Data extract
══════════

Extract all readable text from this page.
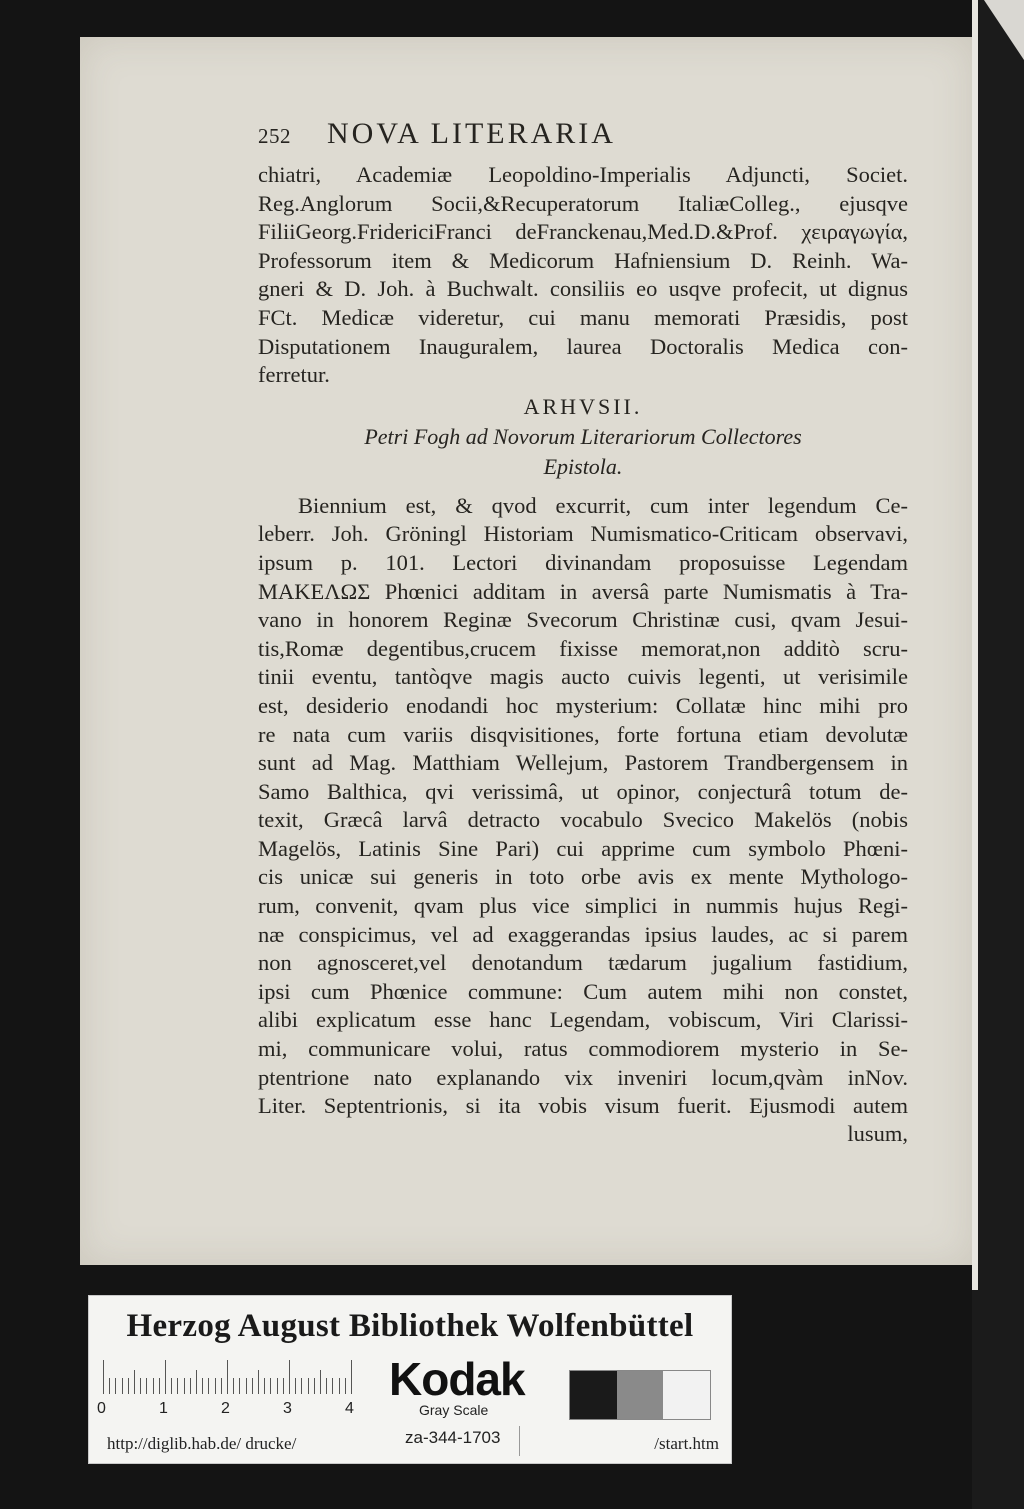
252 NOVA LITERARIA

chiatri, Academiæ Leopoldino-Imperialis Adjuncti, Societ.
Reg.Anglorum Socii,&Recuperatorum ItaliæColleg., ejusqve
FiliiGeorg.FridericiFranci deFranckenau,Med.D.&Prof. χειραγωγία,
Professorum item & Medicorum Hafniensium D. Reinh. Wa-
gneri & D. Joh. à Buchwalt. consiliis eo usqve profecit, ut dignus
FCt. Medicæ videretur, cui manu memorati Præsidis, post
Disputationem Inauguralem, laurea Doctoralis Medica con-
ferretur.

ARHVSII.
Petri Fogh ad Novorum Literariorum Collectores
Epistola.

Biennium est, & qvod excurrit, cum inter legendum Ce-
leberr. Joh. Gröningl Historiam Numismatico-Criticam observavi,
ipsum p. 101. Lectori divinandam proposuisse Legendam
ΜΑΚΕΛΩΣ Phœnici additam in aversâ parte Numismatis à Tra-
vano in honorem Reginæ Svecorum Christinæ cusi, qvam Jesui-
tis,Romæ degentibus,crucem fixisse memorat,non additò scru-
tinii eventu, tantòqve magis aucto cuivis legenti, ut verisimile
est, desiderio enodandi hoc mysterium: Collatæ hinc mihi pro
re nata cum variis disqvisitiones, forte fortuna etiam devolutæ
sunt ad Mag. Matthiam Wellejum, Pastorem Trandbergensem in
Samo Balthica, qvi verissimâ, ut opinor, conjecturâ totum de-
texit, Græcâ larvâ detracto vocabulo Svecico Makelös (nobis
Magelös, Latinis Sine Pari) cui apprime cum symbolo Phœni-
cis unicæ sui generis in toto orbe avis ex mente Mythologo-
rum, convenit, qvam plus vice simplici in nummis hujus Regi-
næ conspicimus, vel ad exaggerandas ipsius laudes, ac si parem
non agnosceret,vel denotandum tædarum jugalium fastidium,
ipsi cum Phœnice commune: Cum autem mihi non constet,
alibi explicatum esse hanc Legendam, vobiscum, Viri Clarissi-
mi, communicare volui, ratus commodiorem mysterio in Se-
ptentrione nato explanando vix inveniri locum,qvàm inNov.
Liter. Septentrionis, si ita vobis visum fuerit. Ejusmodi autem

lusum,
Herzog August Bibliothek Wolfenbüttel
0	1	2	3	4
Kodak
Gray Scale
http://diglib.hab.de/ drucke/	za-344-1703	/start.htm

══════════

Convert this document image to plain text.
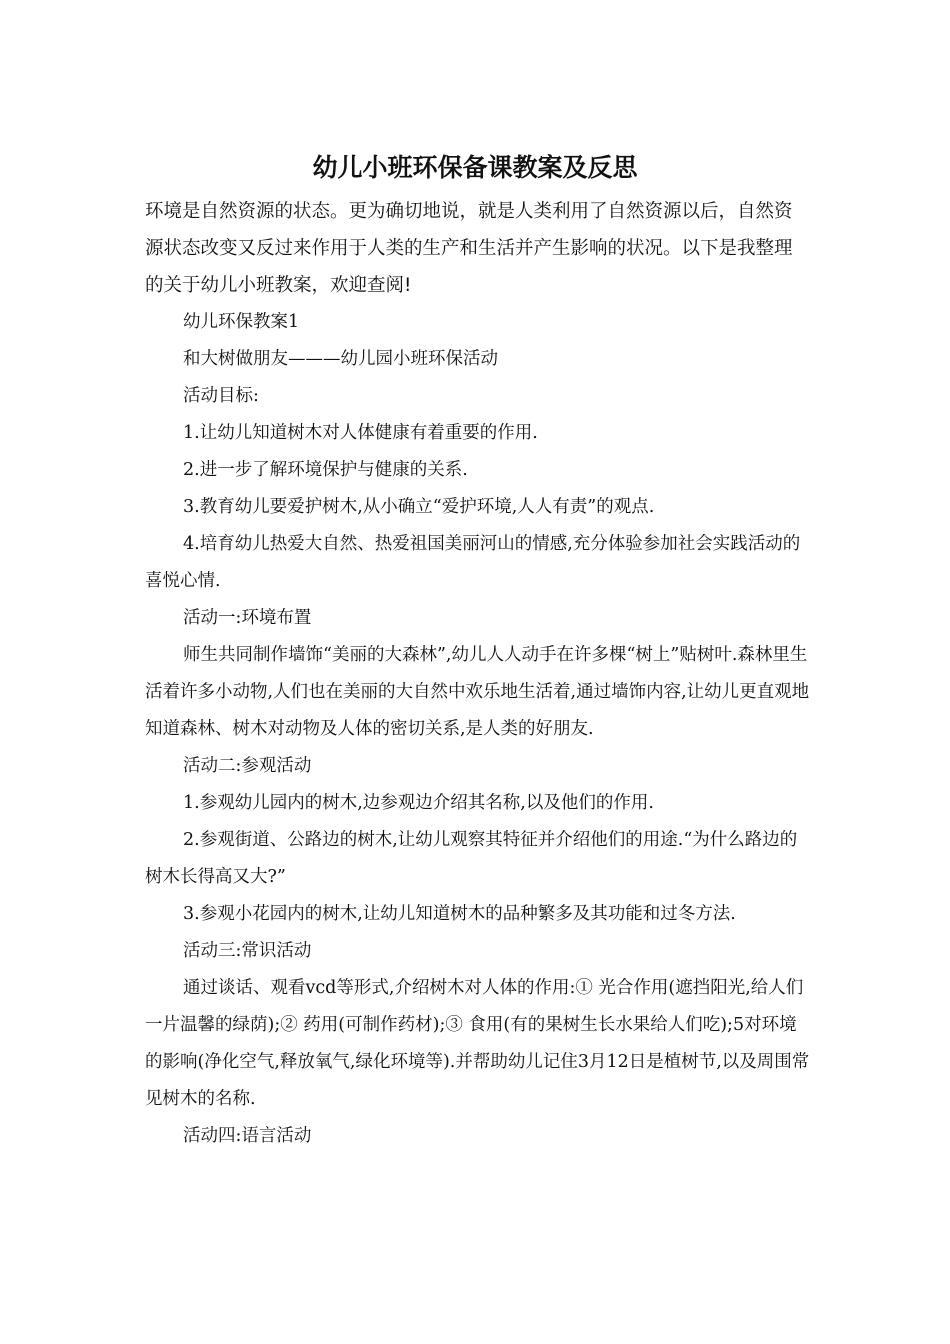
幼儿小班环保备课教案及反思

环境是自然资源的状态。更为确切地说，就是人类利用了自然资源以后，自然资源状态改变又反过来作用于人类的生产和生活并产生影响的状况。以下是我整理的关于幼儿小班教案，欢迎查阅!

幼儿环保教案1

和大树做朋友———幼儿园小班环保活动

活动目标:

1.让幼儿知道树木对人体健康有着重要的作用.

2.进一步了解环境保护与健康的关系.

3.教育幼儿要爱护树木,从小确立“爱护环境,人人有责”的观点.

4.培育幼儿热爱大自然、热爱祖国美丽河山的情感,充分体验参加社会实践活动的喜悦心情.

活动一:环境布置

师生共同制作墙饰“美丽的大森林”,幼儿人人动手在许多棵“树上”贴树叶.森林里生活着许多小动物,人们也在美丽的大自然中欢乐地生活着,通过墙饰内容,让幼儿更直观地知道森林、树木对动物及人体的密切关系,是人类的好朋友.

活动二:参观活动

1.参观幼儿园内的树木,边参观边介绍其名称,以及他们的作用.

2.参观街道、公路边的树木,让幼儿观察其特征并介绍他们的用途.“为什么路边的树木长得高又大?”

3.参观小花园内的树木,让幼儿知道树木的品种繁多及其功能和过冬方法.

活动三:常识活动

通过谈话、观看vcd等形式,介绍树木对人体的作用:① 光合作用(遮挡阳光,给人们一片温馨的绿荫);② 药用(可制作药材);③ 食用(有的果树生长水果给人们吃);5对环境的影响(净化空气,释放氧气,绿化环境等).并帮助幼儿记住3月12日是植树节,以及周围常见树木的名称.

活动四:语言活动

══════════

The request
Go through the preceding material and copy each line that has the word "mihi".

Completed exercise
est, desiderio enodandi hoc mysterium: Collatæ hinc mihi pro
ipsi cum Phœnice commune: Cum autem mihi non constet,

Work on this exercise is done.